• **GIVEN PROBLEM**:
Restate each of the lines below word for word and drop every picture.

• **RECORDS SHOWN**:
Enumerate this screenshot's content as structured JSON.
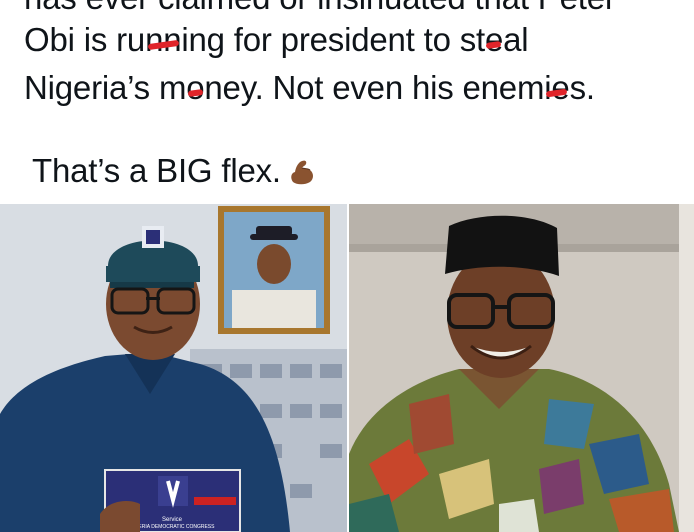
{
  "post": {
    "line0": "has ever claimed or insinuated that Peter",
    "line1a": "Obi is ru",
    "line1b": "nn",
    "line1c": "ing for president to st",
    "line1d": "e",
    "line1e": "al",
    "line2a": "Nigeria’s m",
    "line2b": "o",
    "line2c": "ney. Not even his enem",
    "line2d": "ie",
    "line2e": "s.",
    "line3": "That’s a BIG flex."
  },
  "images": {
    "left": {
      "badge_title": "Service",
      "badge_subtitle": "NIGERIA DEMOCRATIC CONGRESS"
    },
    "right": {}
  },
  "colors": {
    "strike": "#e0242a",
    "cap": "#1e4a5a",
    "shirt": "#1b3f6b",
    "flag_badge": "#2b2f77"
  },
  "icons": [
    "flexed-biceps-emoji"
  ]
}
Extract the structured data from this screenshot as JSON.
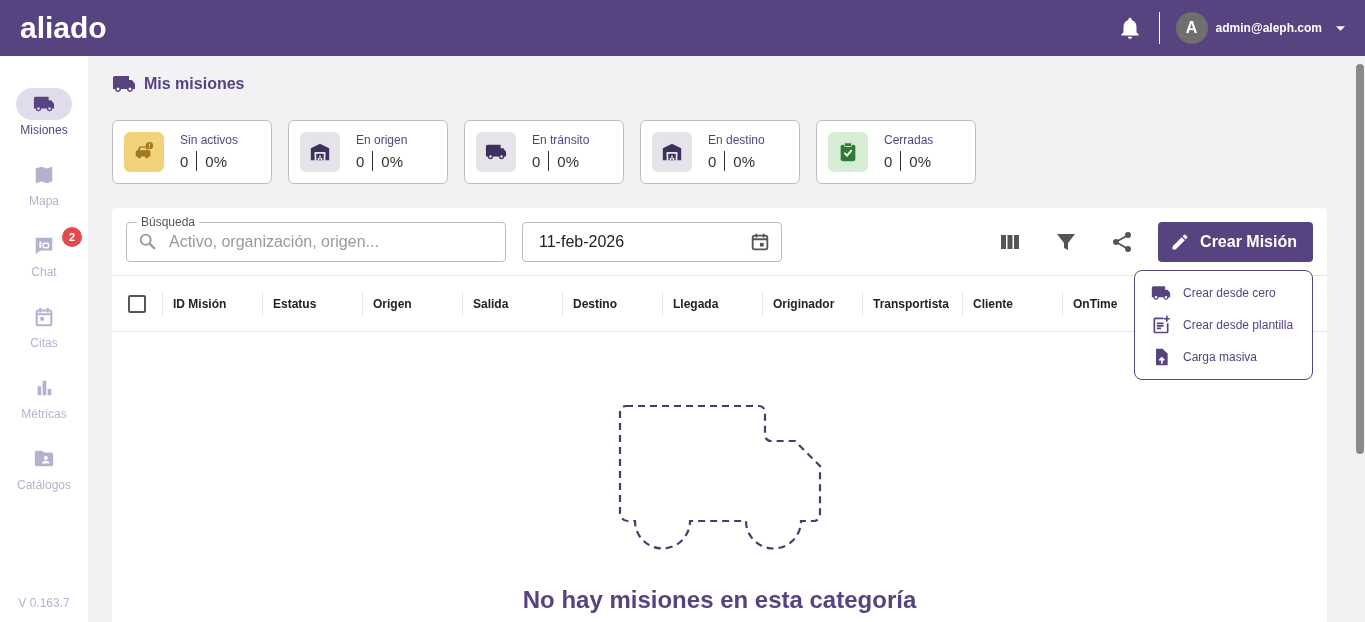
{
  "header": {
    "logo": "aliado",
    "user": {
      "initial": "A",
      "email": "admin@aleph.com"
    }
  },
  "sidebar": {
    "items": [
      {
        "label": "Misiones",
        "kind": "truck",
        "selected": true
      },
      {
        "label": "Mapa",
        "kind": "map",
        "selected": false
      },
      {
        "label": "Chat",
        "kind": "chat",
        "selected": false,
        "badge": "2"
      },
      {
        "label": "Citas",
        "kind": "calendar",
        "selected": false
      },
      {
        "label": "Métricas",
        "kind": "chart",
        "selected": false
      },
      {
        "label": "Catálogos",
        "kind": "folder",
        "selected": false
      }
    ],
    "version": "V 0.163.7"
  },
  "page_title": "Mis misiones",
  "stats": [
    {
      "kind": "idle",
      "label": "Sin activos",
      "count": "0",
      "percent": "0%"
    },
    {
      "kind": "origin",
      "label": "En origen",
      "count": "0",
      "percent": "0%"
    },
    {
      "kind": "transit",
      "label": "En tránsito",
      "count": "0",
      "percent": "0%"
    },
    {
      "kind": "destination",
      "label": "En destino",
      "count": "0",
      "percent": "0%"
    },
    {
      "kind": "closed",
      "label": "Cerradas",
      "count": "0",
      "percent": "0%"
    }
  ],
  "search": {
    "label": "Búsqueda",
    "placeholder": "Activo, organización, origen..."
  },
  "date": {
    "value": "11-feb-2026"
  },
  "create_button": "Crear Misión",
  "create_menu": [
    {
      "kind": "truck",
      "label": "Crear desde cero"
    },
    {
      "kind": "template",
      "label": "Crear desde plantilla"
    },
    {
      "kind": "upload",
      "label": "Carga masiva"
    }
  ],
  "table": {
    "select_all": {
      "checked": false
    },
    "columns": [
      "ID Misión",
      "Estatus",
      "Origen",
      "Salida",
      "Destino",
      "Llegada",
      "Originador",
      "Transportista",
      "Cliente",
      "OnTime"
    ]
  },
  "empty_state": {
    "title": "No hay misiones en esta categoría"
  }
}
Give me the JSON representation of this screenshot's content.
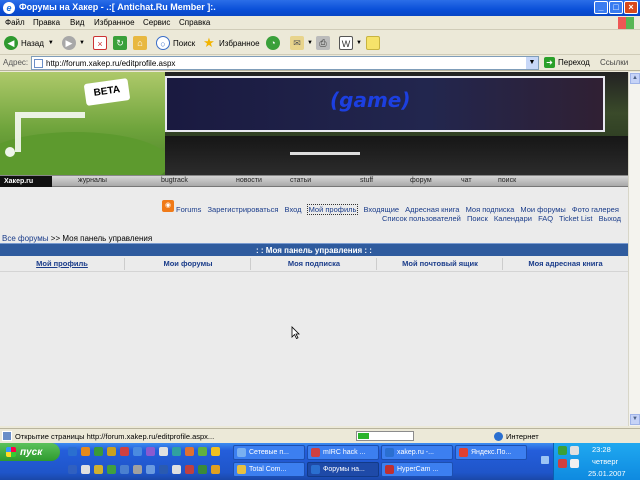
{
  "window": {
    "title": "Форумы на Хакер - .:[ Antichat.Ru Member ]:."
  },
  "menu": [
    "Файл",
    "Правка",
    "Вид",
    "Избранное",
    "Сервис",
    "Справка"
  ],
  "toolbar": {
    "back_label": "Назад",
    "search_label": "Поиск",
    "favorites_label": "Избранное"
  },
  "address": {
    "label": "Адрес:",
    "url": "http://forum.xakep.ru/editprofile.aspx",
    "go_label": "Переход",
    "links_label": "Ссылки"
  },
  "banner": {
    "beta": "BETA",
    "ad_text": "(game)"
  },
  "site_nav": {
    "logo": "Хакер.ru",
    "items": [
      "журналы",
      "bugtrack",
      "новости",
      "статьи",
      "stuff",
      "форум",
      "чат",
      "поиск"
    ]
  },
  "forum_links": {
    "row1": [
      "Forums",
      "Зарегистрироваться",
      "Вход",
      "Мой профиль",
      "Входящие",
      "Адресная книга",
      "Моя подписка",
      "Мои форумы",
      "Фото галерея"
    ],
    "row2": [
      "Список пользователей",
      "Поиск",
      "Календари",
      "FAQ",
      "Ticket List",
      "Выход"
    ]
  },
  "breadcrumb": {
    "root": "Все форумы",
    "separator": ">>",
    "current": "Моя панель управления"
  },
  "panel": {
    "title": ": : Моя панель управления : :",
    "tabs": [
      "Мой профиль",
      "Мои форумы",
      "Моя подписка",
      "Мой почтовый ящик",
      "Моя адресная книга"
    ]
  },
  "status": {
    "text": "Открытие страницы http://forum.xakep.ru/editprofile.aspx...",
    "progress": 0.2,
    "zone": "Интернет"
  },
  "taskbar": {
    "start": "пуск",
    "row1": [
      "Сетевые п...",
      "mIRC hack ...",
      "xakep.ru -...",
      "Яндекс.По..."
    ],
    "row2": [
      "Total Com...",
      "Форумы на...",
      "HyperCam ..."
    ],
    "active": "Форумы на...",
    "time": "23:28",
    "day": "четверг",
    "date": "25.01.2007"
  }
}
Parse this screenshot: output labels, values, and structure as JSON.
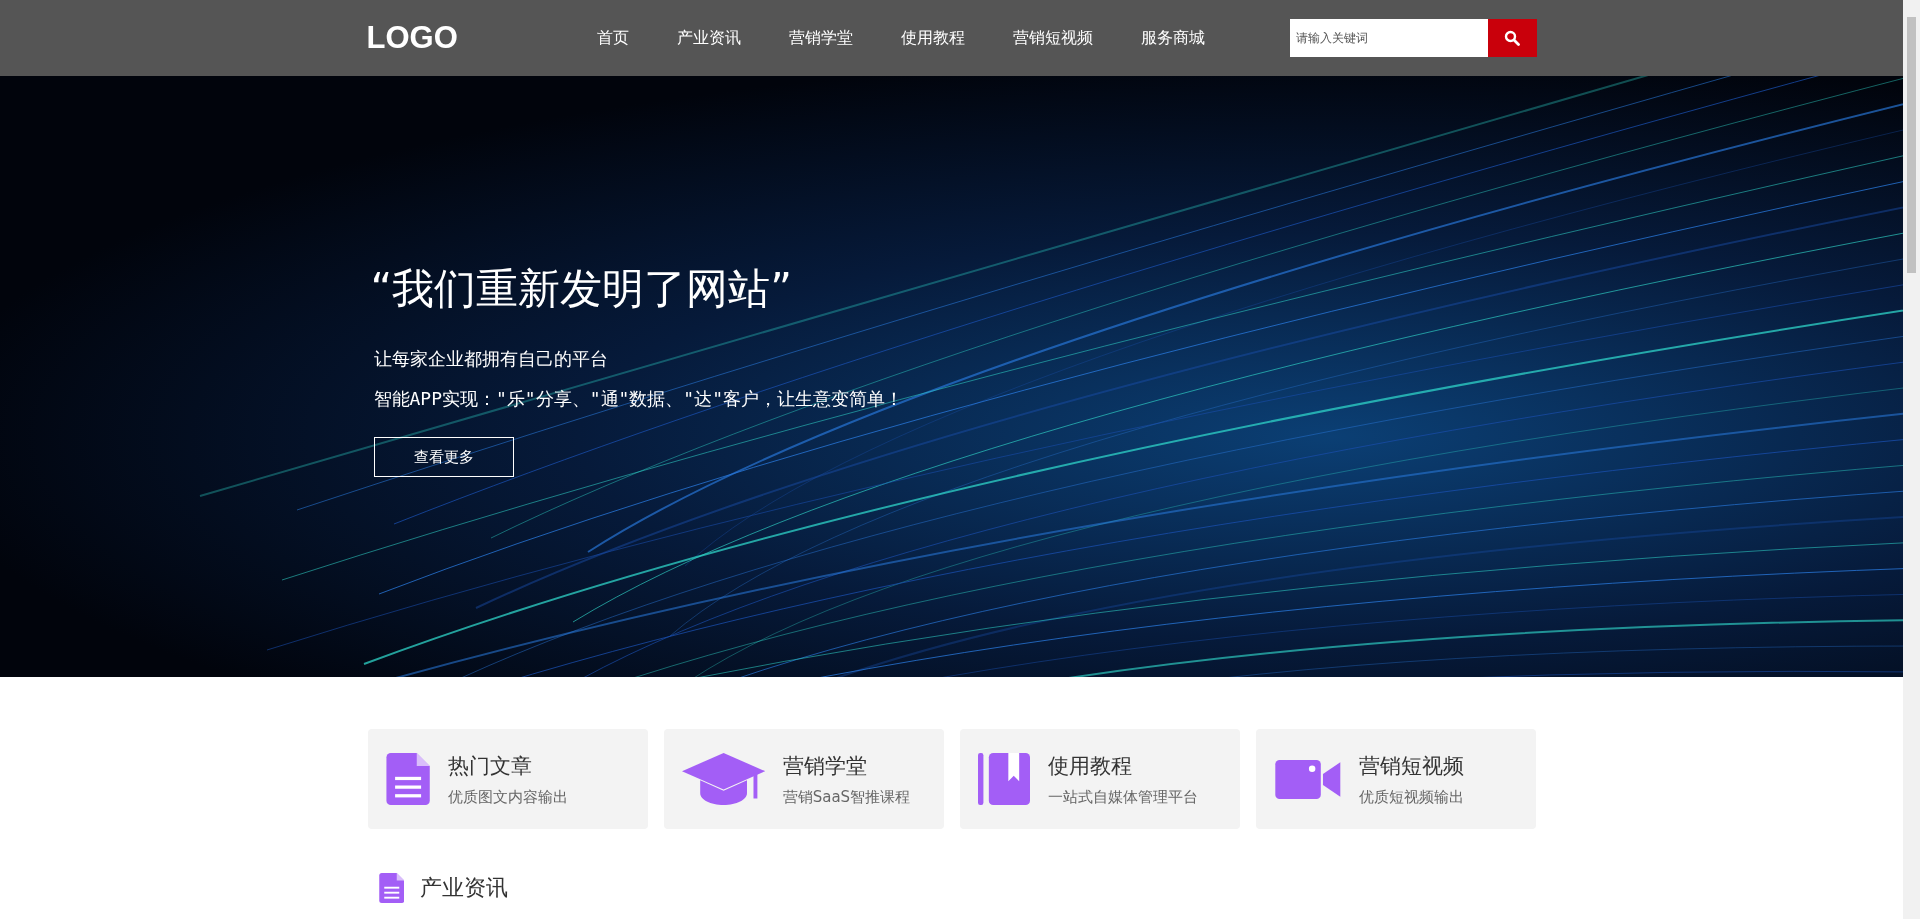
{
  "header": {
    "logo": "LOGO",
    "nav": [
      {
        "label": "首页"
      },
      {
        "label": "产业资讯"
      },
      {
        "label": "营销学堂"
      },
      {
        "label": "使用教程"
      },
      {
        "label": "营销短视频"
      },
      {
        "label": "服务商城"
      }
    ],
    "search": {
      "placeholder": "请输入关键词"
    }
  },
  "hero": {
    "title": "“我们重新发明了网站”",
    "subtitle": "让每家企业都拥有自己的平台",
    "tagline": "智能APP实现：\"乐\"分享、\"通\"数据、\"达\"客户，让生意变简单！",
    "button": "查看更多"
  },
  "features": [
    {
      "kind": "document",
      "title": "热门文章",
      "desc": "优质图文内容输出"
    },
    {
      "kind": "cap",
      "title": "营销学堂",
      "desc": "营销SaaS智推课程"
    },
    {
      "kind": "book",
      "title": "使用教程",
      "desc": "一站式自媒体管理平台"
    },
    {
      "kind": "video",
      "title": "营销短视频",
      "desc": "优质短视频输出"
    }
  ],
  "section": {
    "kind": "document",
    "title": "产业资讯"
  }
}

• **SOLUTION TO THE EXERCISE**:
Enumerate this screenshot's content as structured JSON.
{
  "post": {
    "line0": "has ever claimed or insinuated that Peter",
    "line1a": "Obi is ru",
    "line1b": "nn",
    "line1c": "ing for president to st",
    "line1d": "e",
    "line1e": "al",
    "line2a": "Nigeria’s m",
    "line2b": "o",
    "line2c": "ney. Not even his enem",
    "line2d": "ie",
    "line2e": "s.",
    "line3": "That’s a BIG flex."
  },
  "images": {
    "left": {
      "badge_title": "Service",
      "badge_subtitle": "NIGERIA DEMOCRATIC CONGRESS"
    },
    "right": {}
  },
  "colors": {
    "strike": "#e0242a",
    "cap": "#1e4a5a",
    "shirt": "#1b3f6b",
    "flag_badge": "#2b2f77"
  },
  "icons": [
    "flexed-biceps-emoji"
  ]
}
Extract the structured data from this screenshot as JSON.
{
  "header": {
    "logo": "aliado",
    "user": {
      "initial": "A",
      "email": "admin@aleph.com"
    }
  },
  "sidebar": {
    "items": [
      {
        "label": "Misiones",
        "kind": "truck",
        "selected": true
      },
      {
        "label": "Mapa",
        "kind": "map",
        "selected": false
      },
      {
        "label": "Chat",
        "kind": "chat",
        "selected": false,
        "badge": "2"
      },
      {
        "label": "Citas",
        "kind": "calendar",
        "selected": false
      },
      {
        "label": "Métricas",
        "kind": "chart",
        "selected": false
      },
      {
        "label": "Catálogos",
        "kind": "folder",
        "selected": false
      }
    ],
    "version": "V 0.163.7"
  },
  "page_title": "Mis misiones",
  "stats": [
    {
      "kind": "idle",
      "label": "Sin activos",
      "count": "0",
      "percent": "0%"
    },
    {
      "kind": "origin",
      "label": "En origen",
      "count": "0",
      "percent": "0%"
    },
    {
      "kind": "transit",
      "label": "En tránsito",
      "count": "0",
      "percent": "0%"
    },
    {
      "kind": "destination",
      "label": "En destino",
      "count": "0",
      "percent": "0%"
    },
    {
      "kind": "closed",
      "label": "Cerradas",
      "count": "0",
      "percent": "0%"
    }
  ],
  "search": {
    "label": "Búsqueda",
    "placeholder": "Activo, organización, origen..."
  },
  "date": {
    "value": "11-feb-2026"
  },
  "create_button": "Crear Misión",
  "create_menu": [
    {
      "kind": "truck",
      "label": "Crear desde cero"
    },
    {
      "kind": "template",
      "label": "Crear desde plantilla"
    },
    {
      "kind": "upload",
      "label": "Carga masiva"
    }
  ],
  "table": {
    "select_all": {
      "checked": false
    },
    "columns": [
      "ID Misión",
      "Estatus",
      "Origen",
      "Salida",
      "Destino",
      "Llegada",
      "Originador",
      "Transportista",
      "Cliente",
      "OnTime"
    ]
  },
  "empty_state": {
    "title": "No hay misiones en esta categoría"
  }
}
Give me the JSON representation of this screenshot's content.
{
  "window": {
    "title": "Форумы на Хакер - .:[ Antichat.Ru Member ]:."
  },
  "menu": [
    "Файл",
    "Правка",
    "Вид",
    "Избранное",
    "Сервис",
    "Справка"
  ],
  "toolbar": {
    "back_label": "Назад",
    "search_label": "Поиск",
    "favorites_label": "Избранное"
  },
  "address": {
    "label": "Адрес:",
    "url": "http://forum.xakep.ru/editprofile.aspx",
    "go_label": "Переход",
    "links_label": "Ссылки"
  },
  "banner": {
    "beta": "BETA",
    "ad_text": "(game)"
  },
  "site_nav": {
    "logo": "Хакер.ru",
    "items": [
      "журналы",
      "bugtrack",
      "новости",
      "статьи",
      "stuff",
      "форум",
      "чат",
      "поиск"
    ]
  },
  "forum_links": {
    "row1": [
      "Forums",
      "Зарегистрироваться",
      "Вход",
      "Мой профиль",
      "Входящие",
      "Адресная книга",
      "Моя подписка",
      "Мои форумы",
      "Фото галерея"
    ],
    "row2": [
      "Список пользователей",
      "Поиск",
      "Календари",
      "FAQ",
      "Ticket List",
      "Выход"
    ]
  },
  "breadcrumb": {
    "root": "Все форумы",
    "separator": ">>",
    "current": "Моя панель управления"
  },
  "panel": {
    "title": ": : Моя панель управления : :",
    "tabs": [
      "Мой профиль",
      "Мои форумы",
      "Моя подписка",
      "Мой почтовый ящик",
      "Моя адресная книга"
    ]
  },
  "status": {
    "text": "Открытие страницы http://forum.xakep.ru/editprofile.aspx...",
    "progress": 0.2,
    "zone": "Интернет"
  },
  "taskbar": {
    "start": "пуск",
    "row1": [
      "Сетевые п...",
      "mIRC hack ...",
      "xakep.ru -...",
      "Яндекс.По..."
    ],
    "row2": [
      "Total Com...",
      "Форумы на...",
      "HyperCam ..."
    ],
    "active": "Форумы на...",
    "time": "23:28",
    "day": "четверг",
    "date": "25.01.2007"
  }
}
Parse this screenshot: output labels, values, and structure as JSON.
{
  "header": {
    "logo": "LOGO",
    "nav": [
      {
        "label": "首页"
      },
      {
        "label": "产业资讯"
      },
      {
        "label": "营销学堂"
      },
      {
        "label": "使用教程"
      },
      {
        "label": "营销短视频"
      },
      {
        "label": "服务商城"
      }
    ],
    "search": {
      "placeholder": "请输入关键词"
    }
  },
  "hero": {
    "title": "“我们重新发明了网站”",
    "subtitle": "让每家企业都拥有自己的平台",
    "tagline": "智能APP实现：\"乐\"分享、\"通\"数据、\"达\"客户，让生意变简单！",
    "button": "查看更多"
  },
  "features": [
    {
      "kind": "document",
      "title": "热门文章",
      "desc": "优质图文内容输出"
    },
    {
      "kind": "cap",
      "title": "营销学堂",
      "desc": "营销SaaS智推课程"
    },
    {
      "kind": "book",
      "title": "使用教程",
      "desc": "一站式自媒体管理平台"
    },
    {
      "kind": "video",
      "title": "营销短视频",
      "desc": "优质短视频输出"
    }
  ],
  "section": {
    "kind": "document",
    "title": "产业资讯"
  }
}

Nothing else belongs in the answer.